- EXERCISE TASK -
The material below should be written out in full and exactly; pictures stay out of the copy.

── DATA ROWS ──

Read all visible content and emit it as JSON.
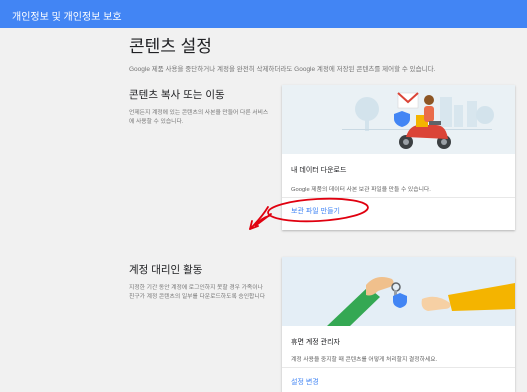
{
  "header": {
    "title": "개인정보 및 개인정보 보호"
  },
  "page": {
    "title": "콘텐츠 설정",
    "description": "Google 제품 사용을 중단하거나 계정을 완전히 삭제하더라도 Google 계정에 저장된 콘텐츠를 제어할 수 있습니다."
  },
  "sections": [
    {
      "title": "콘텐츠 복사 또는 이동",
      "description": "언제든지 계정에 있는 콘텐츠의 사본을 만들어 다른 서비스에 사용할 수 있습니다.",
      "card": {
        "title": "내 데이터 다운로드",
        "description": "Google 제품의 데이터 사본 보관 파일을 만들 수 있습니다.",
        "link": "보관 파일 만들기",
        "hero_color": "#eaf1f5"
      }
    },
    {
      "title": "계정 대리인 활동",
      "description": "지정한 기간 동안 계정에 로그인하지 못할 경우 가족이나 친구가 계정 콘텐츠의 일부를 다운로드하도록 승인합니다",
      "card": {
        "title": "휴면 계정 관리자",
        "description": "계정 사용을 중지할 때 콘텐츠를 어떻게 처리할지 결정하세요.",
        "link": "설정 변경",
        "hero_color": "#e4eef6"
      }
    }
  ],
  "colors": {
    "brand": "#4285f4",
    "link": "#4285f4",
    "annotation": "#e0000f"
  }
}
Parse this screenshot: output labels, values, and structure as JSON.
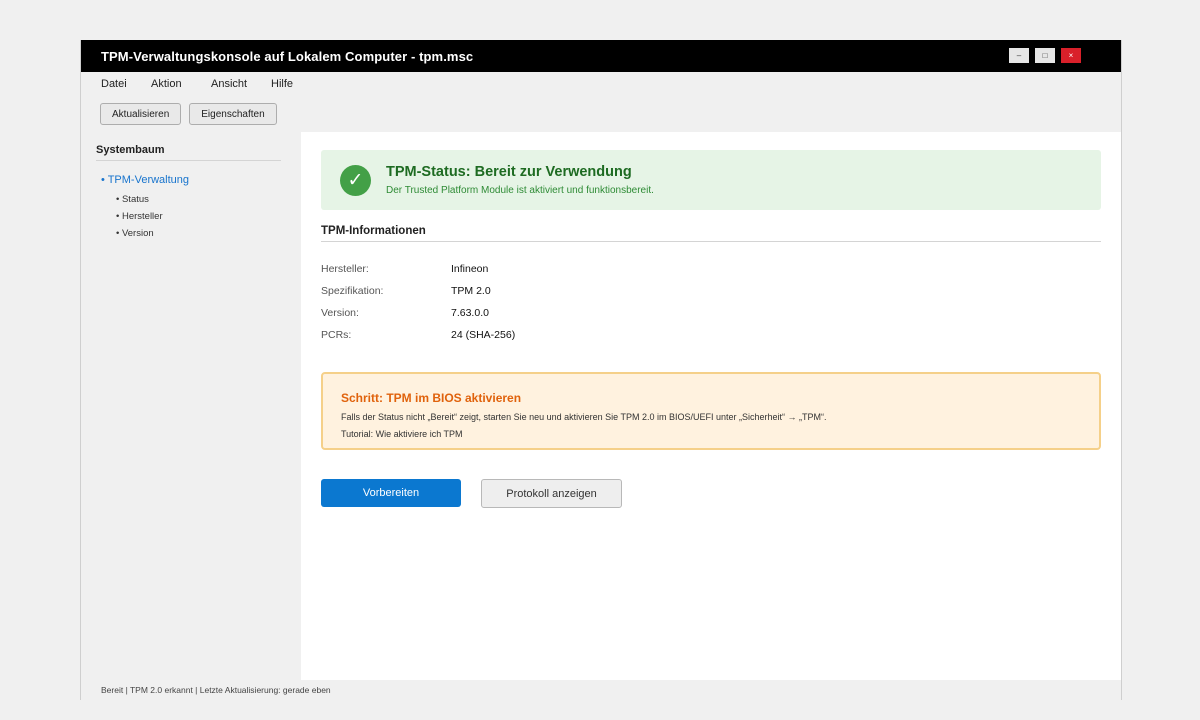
{
  "window": {
    "title": "TPM-Verwaltungskonsole auf Lokalem Computer - tpm.msc",
    "controls": {
      "minimize": "–",
      "maximize": "□",
      "close": "×"
    }
  },
  "menu": [
    "Datei",
    "Aktion",
    "Ansicht",
    "Hilfe"
  ],
  "toolbar": {
    "refresh_label": "Aktualisieren",
    "properties_label": "Eigenschaften"
  },
  "sidebar": {
    "title": "Systembaum",
    "root": "• TPM-Verwaltung",
    "items": [
      "• Status",
      "• Hersteller",
      "• Version"
    ]
  },
  "status": {
    "icon": "✓",
    "title": "TPM-Status: Bereit zur Verwendung",
    "subtitle": "Der Trusted Platform Module ist aktiviert und funktionsbereit."
  },
  "info": {
    "title": "TPM-Informationen",
    "rows": [
      {
        "label": "Hersteller:",
        "value": "Infineon"
      },
      {
        "label": "Spezifikation:",
        "value": "TPM 2.0"
      },
      {
        "label": "Version:",
        "value": "7.63.0.0"
      },
      {
        "label": "PCRs:",
        "value": "24 (SHA-256)"
      }
    ]
  },
  "hint": {
    "title": "Schritt: TPM im BIOS aktivieren",
    "text": "Falls der Status nicht „Bereit“ zeigt, starten Sie neu und aktivieren Sie TPM 2.0 im BIOS/UEFI unter „Sicherheit“ → „TPM“.",
    "link": "Tutorial: Wie aktiviere ich TPM"
  },
  "actions": {
    "prepare_label": "Vorbereiten",
    "log_label": "Protokoll anzeigen"
  },
  "statusbar": "Bereit | TPM 2.0 erkannt | Letzte Aktualisierung: gerade eben",
  "colors": {
    "titlebar": "#000000",
    "success": "#43a047",
    "success_bg": "#e6f4e6",
    "warning_title": "#e0620c",
    "warning_bg": "#fff2df",
    "warning_border": "#f5d089",
    "primary": "#0b78d0",
    "link": "#1874cd",
    "close": "#d9202a"
  }
}
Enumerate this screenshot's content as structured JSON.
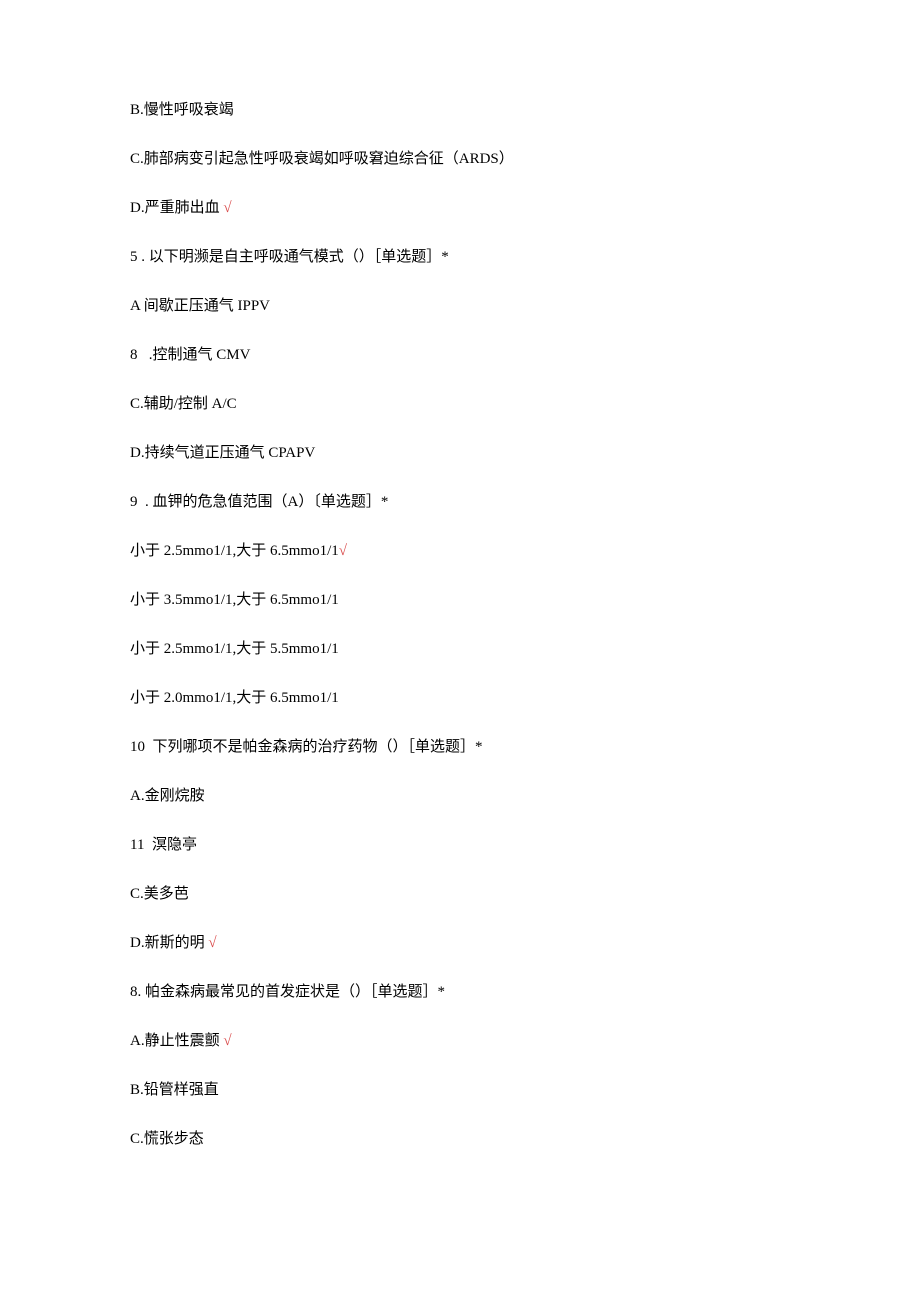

───

- RESPONSE TO THE EXERCISE -
Read all visible content and emit it as JSON.
{
  "header": {
    "title": "개인정보 및 개인정보 보호"
  },
  "page": {
    "title": "콘텐츠 설정",
    "description": "Google 제품 사용을 중단하거나 계정을 완전히 삭제하더라도 Google 계정에 저장된 콘텐츠를 제어할 수 있습니다."
  },
  "sections": [
    {
      "title": "콘텐츠 복사 또는 이동",
      "description": "언제든지 계정에 있는 콘텐츠의 사본을 만들어 다른 서비스에 사용할 수 있습니다.",
      "card": {
        "title": "내 데이터 다운로드",
        "description": "Google 제품의 데이터 사본 보관 파일을 만들 수 있습니다.",
        "link": "보관 파일 만들기",
        "hero_color": "#eaf1f5"
      }
    },
    {
      "title": "계정 대리인 활동",
      "description": "지정한 기간 동안 계정에 로그인하지 못할 경우 가족이나 친구가 계정 콘텐츠의 일부를 다운로드하도록 승인합니다",
      "card": {
        "title": "휴면 계정 관리자",
        "description": "계정 사용을 중지할 때 콘텐츠를 어떻게 처리할지 결정하세요.",
        "link": "설정 변경",
        "hero_color": "#e4eef6"
      }
    }
  ],
  "colors": {
    "brand": "#4285f4",
    "link": "#4285f4",
    "annotation": "#e0000f"
  }
}
Parse this screenshot: output labels, values, and structure as JSON.
{
  "window": {
    "title": "TPM-Verwaltungskonsole auf Lokalem Computer - tpm.msc",
    "controls": {
      "minimize": "–",
      "maximize": "□",
      "close": "×"
    }
  },
  "menu": [
    "Datei",
    "Aktion",
    "Ansicht",
    "Hilfe"
  ],
  "toolbar": {
    "refresh_label": "Aktualisieren",
    "properties_label": "Eigenschaften"
  },
  "sidebar": {
    "title": "Systembaum",
    "root": "• TPM-Verwaltung",
    "items": [
      "• Status",
      "• Hersteller",
      "• Version"
    ]
  },
  "status": {
    "icon": "✓",
    "title": "TPM-Status: Bereit zur Verwendung",
    "subtitle": "Der Trusted Platform Module ist aktiviert und funktionsbereit."
  },
  "info": {
    "title": "TPM-Informationen",
    "rows": [
      {
        "label": "Hersteller:",
        "value": "Infineon"
      },
      {
        "label": "Spezifikation:",
        "value": "TPM 2.0"
      },
      {
        "label": "Version:",
        "value": "7.63.0.0"
      },
      {
        "label": "PCRs:",
        "value": "24 (SHA-256)"
      }
    ]
  },
  "hint": {
    "title": "Schritt: TPM im BIOS aktivieren",
    "text": "Falls der Status nicht „Bereit“ zeigt, starten Sie neu und aktivieren Sie TPM 2.0 im BIOS/UEFI unter „Sicherheit“ → „TPM“.",
    "link": "Tutorial: Wie aktiviere ich TPM"
  },
  "actions": {
    "prepare_label": "Vorbereiten",
    "log_label": "Protokoll anzeigen"
  },
  "statusbar": "Bereit | TPM 2.0 erkannt | Letzte Aktualisierung: gerade eben",
  "colors": {
    "titlebar": "#000000",
    "success": "#43a047",
    "success_bg": "#e6f4e6",
    "warning_title": "#e0620c",
    "warning_bg": "#fff2df",
    "warning_border": "#f5d089",
    "primary": "#0b78d0",
    "link": "#1874cd",
    "close": "#d9202a"
  }
}
Enumerate this screenshot's content as structured JSON.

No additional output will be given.